**DIRECTIVE**
Every line of the material is to be quoted verbatim, minus the pictures.

####

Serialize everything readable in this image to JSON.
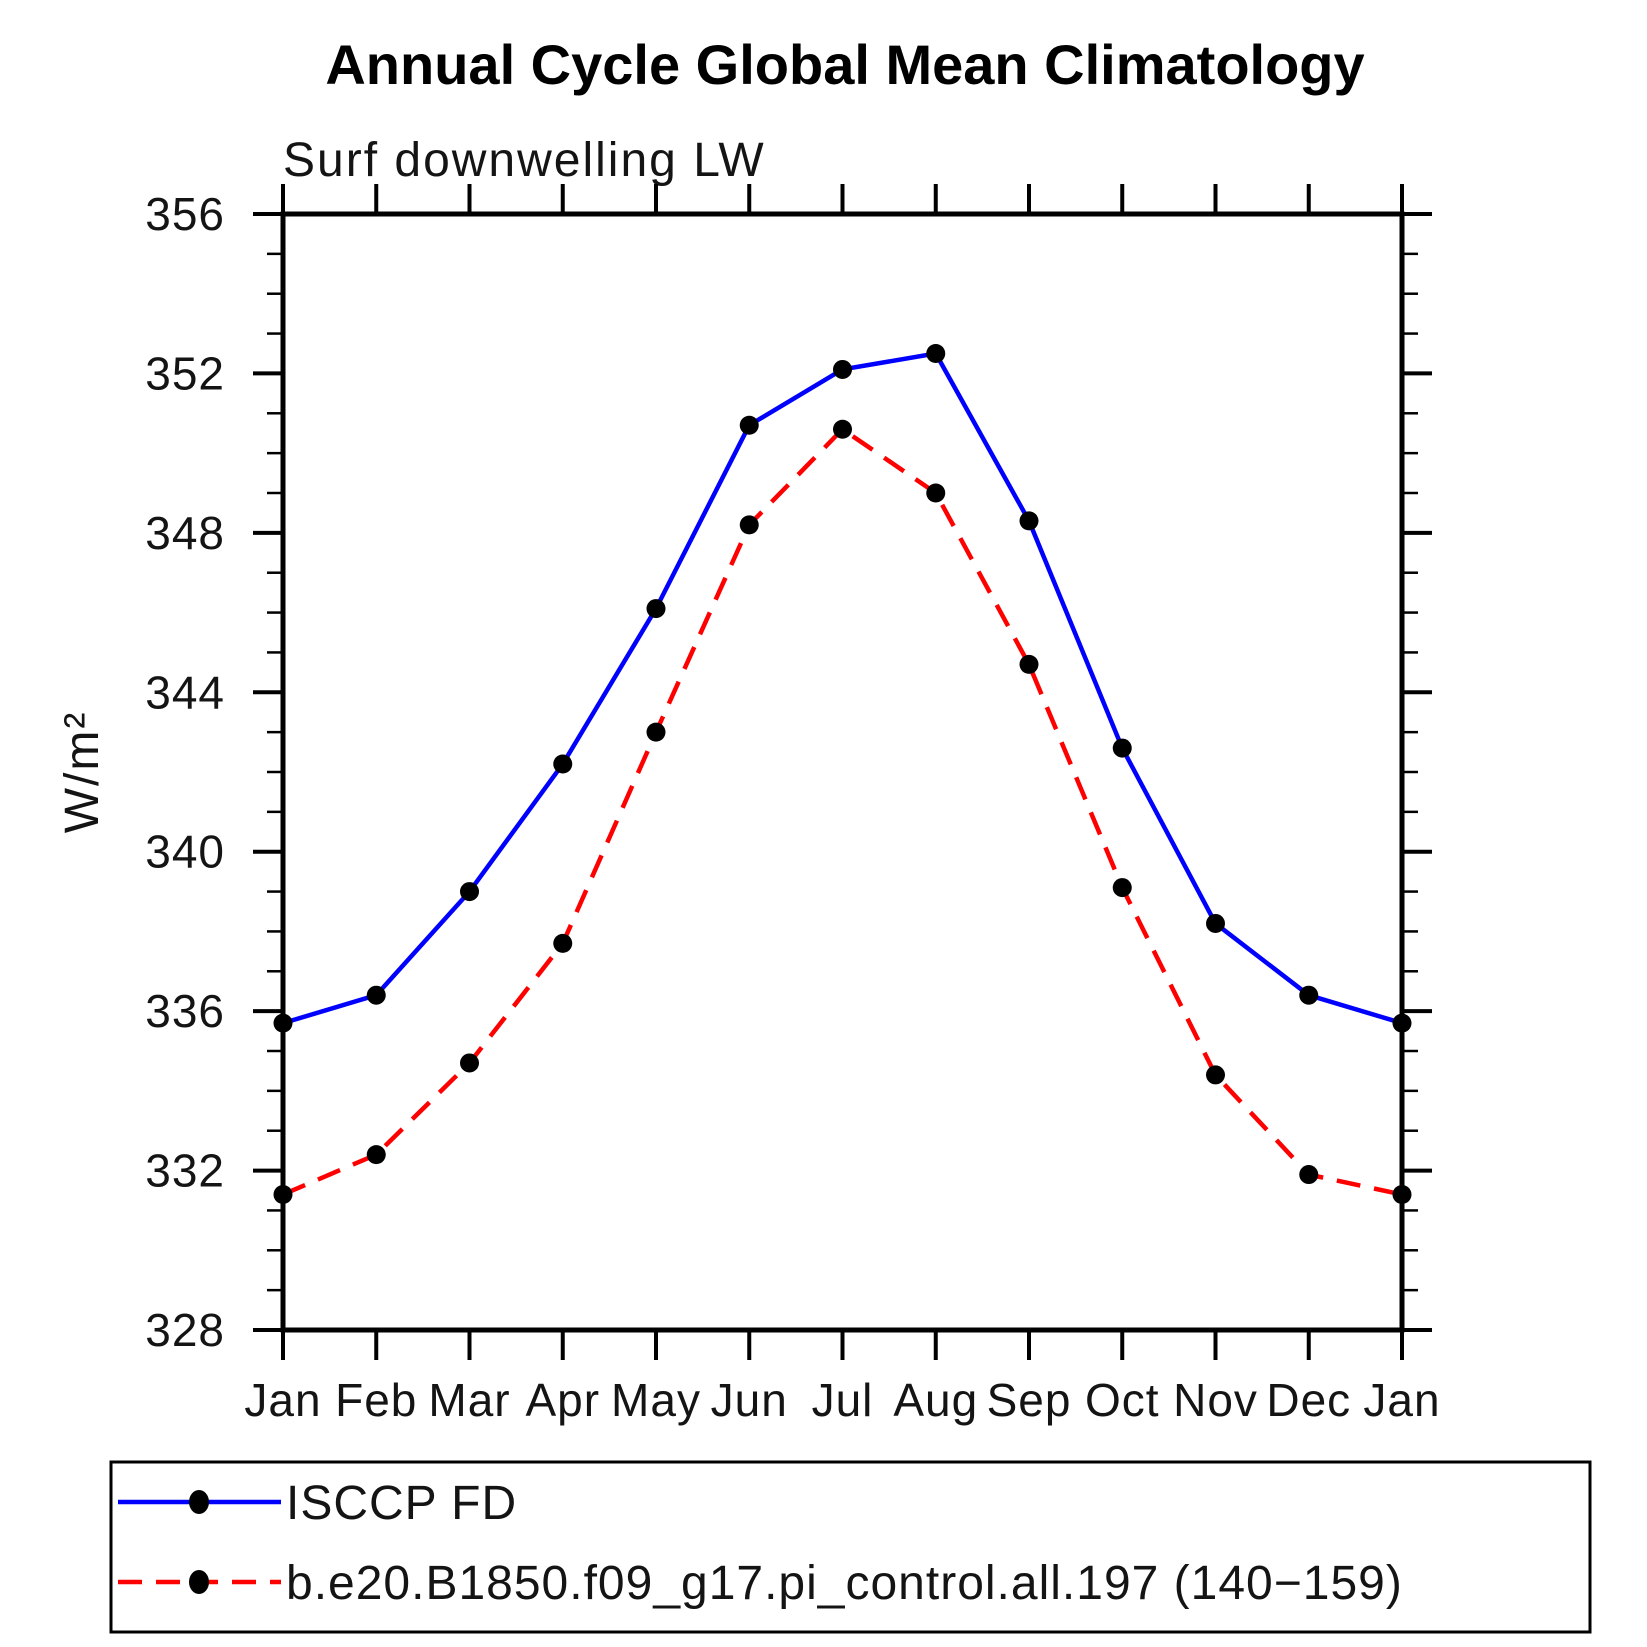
{
  "chart_data": {
    "type": "line",
    "title": "Annual Cycle Global Mean Climatology",
    "subtitle": "Surf downwelling LW",
    "ylabel": "W/m²",
    "xlabel": "",
    "categories": [
      "Jan",
      "Feb",
      "Mar",
      "Apr",
      "May",
      "Jun",
      "Jul",
      "Aug",
      "Sep",
      "Oct",
      "Nov",
      "Dec",
      "Jan"
    ],
    "ylim": [
      328,
      356
    ],
    "yticks": [
      328,
      332,
      336,
      340,
      344,
      348,
      352,
      356
    ],
    "ytick_minor_step": 1,
    "grid": false,
    "legend_position": "bottom-left-box",
    "series": [
      {
        "name": "ISCCP FD",
        "color": "#0000FF",
        "line_style": "solid",
        "marker": "filled-black-circle",
        "values": [
          335.7,
          336.4,
          339.0,
          342.2,
          346.1,
          350.7,
          352.1,
          352.5,
          348.3,
          342.6,
          338.2,
          336.4,
          335.7
        ]
      },
      {
        "name": "b.e20.B1850.f09_g17.pi_control.all.197 (140−159)",
        "color": "#FF0000",
        "line_style": "dashed",
        "marker": "filled-black-circle",
        "values": [
          331.4,
          332.4,
          334.7,
          337.7,
          343.0,
          348.2,
          350.6,
          349.0,
          344.7,
          339.1,
          334.4,
          331.9,
          331.4
        ]
      }
    ],
    "marker_color": "#000000",
    "axis_color": "#000000",
    "background_color": "#ffffff"
  }
}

####

**EXERCISE RESULT**
Serialize everything readable in this image to JSON.
{
  "chart_data": {
    "type": "line",
    "title": "Annual Cycle Global Mean Climatology",
    "subtitle": "Surf downwelling LW",
    "ylabel": "W/m²",
    "xlabel": "",
    "categories": [
      "Jan",
      "Feb",
      "Mar",
      "Apr",
      "May",
      "Jun",
      "Jul",
      "Aug",
      "Sep",
      "Oct",
      "Nov",
      "Dec",
      "Jan"
    ],
    "ylim": [
      328,
      356
    ],
    "yticks": [
      328,
      332,
      336,
      340,
      344,
      348,
      352,
      356
    ],
    "ytick_minor_step": 1,
    "grid": false,
    "legend_position": "bottom-left-box",
    "series": [
      {
        "name": "ISCCP FD",
        "color": "#0000FF",
        "line_style": "solid",
        "marker": "filled-black-circle",
        "values": [
          335.7,
          336.4,
          339.0,
          342.2,
          346.1,
          350.7,
          352.1,
          352.5,
          348.3,
          342.6,
          338.2,
          336.4,
          335.7
        ]
      },
      {
        "name": "b.e20.B1850.f09_g17.pi_control.all.197 (140−159)",
        "color": "#FF0000",
        "line_style": "dashed",
        "marker": "filled-black-circle",
        "values": [
          331.4,
          332.4,
          334.7,
          337.7,
          343.0,
          348.2,
          350.6,
          349.0,
          344.7,
          339.1,
          334.4,
          331.9,
          331.4
        ]
      }
    ],
    "marker_color": "#000000",
    "axis_color": "#000000",
    "background_color": "#ffffff"
  }
}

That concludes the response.